WRITTEN EXERCISE:
Return every record below exactly as written, but leave out the pictures.

#####

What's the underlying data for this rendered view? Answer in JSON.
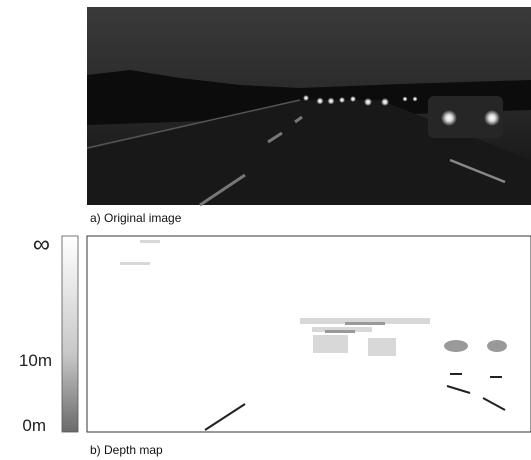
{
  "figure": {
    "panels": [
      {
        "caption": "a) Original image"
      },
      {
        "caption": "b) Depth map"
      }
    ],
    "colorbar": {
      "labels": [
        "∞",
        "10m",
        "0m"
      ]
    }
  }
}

#####

WRITTEN RESPONSE:
What's the underlying data for this rendered view? Answer in JSON.
{
  "figure": {
    "panels": [
      {
        "caption": "a) Original image"
      },
      {
        "caption": "b) Depth map"
      }
    ],
    "colorbar": {
      "labels": [
        "∞",
        "10m",
        "0m"
      ]
    }
  }
}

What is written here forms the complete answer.